- **WORK TO DO**
Check every line of the entries for "tips", and copy the lines that hold it.
__________________________________________________
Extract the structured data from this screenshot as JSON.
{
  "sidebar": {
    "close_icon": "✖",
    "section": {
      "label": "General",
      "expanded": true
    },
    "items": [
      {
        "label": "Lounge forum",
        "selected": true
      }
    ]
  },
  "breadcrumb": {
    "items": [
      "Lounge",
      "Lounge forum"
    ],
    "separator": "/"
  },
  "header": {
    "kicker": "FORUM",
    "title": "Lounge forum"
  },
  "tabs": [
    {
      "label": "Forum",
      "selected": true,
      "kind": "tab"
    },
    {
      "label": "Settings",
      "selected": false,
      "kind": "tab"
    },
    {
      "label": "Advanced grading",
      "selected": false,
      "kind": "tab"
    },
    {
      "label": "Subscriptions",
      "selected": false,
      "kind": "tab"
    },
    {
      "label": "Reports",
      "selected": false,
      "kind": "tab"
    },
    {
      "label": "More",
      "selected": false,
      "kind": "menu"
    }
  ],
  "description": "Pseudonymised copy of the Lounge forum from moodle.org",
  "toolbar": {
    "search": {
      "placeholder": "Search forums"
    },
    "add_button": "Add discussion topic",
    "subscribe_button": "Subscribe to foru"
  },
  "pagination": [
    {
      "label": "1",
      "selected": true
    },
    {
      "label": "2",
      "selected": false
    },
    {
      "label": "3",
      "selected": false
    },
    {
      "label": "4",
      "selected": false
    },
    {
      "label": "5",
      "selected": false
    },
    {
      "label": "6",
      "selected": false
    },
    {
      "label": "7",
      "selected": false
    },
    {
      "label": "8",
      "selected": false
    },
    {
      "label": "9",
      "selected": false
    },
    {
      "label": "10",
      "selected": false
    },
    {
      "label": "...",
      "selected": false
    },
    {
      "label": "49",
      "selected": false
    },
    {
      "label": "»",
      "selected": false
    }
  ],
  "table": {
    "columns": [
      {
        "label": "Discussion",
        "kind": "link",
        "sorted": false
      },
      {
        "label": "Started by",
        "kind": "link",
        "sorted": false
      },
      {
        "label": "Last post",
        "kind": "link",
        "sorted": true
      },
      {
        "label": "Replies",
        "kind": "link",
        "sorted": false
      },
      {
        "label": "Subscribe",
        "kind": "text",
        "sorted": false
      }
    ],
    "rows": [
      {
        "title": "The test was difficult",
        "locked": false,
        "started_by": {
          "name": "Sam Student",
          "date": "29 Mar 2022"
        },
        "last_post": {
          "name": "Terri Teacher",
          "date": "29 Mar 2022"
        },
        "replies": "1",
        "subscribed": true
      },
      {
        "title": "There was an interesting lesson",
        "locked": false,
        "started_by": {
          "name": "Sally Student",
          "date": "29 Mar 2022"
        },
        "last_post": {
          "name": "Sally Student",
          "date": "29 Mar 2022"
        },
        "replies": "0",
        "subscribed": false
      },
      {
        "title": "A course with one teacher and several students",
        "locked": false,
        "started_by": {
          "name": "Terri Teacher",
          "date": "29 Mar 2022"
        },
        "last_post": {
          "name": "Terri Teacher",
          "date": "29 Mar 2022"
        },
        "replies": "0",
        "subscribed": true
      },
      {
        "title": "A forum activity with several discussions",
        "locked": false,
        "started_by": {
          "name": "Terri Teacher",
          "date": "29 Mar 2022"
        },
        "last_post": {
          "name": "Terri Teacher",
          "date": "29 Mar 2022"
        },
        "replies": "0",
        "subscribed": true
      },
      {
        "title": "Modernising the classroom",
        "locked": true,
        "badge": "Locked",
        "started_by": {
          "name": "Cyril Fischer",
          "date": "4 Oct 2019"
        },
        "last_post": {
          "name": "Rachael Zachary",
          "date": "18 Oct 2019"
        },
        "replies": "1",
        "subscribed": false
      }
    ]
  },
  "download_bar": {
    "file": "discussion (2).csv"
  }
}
__________________________________________________
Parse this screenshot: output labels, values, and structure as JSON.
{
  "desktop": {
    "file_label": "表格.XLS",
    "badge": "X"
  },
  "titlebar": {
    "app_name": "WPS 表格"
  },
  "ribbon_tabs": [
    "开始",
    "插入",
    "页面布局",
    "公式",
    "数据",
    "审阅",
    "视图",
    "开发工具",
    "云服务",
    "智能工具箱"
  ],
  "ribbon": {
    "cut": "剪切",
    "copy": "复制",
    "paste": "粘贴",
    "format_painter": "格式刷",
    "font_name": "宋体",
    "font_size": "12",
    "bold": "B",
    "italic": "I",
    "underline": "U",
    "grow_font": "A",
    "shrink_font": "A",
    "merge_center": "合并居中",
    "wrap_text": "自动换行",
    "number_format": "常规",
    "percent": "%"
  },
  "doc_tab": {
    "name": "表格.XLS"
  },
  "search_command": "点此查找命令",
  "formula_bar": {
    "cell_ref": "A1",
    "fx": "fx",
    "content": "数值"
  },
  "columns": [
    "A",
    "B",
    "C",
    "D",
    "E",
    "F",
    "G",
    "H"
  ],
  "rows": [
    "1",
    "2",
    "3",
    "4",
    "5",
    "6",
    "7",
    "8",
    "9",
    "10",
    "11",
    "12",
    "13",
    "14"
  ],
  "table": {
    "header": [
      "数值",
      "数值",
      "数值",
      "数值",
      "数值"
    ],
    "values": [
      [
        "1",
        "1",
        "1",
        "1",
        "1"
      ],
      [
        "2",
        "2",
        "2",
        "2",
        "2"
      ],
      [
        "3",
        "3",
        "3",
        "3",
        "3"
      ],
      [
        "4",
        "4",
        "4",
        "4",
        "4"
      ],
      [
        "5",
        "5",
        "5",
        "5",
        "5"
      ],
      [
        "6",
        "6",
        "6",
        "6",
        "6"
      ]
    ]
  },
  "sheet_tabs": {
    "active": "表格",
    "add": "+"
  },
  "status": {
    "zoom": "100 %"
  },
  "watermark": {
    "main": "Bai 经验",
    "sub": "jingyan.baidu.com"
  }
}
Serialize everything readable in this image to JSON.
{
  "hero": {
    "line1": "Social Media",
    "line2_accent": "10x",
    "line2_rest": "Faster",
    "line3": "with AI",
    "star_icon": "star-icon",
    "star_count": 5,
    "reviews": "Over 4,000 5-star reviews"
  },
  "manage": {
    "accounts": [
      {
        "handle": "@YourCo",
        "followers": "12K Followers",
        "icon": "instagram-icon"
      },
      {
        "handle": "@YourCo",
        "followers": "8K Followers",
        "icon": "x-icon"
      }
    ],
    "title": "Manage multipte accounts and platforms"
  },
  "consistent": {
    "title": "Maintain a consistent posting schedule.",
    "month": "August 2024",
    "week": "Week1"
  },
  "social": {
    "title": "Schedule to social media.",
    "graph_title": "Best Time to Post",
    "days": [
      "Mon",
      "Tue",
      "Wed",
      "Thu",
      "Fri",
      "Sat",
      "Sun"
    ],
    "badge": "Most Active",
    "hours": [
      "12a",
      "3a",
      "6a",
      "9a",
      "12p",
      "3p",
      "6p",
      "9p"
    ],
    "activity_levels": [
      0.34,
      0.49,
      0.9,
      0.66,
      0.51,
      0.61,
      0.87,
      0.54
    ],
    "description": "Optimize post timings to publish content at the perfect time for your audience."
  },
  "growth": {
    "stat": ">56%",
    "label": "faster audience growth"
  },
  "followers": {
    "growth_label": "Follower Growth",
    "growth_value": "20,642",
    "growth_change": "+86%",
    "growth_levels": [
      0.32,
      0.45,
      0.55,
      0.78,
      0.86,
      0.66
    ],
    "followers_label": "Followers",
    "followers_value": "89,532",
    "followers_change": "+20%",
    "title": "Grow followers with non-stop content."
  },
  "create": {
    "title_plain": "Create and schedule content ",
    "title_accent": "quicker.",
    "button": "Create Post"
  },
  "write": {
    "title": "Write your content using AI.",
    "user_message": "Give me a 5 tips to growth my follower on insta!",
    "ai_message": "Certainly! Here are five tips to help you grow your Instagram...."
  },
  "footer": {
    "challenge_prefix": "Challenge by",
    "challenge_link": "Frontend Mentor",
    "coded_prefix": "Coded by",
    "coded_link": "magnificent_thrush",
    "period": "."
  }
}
__________________________________________________
- **EXPECTED OUTPUT**
    "user_message": "Give me a 5 tips to growth my follower on insta!",
    "ai_message": "Certainly! Here are five tips to help you grow your Instagram...."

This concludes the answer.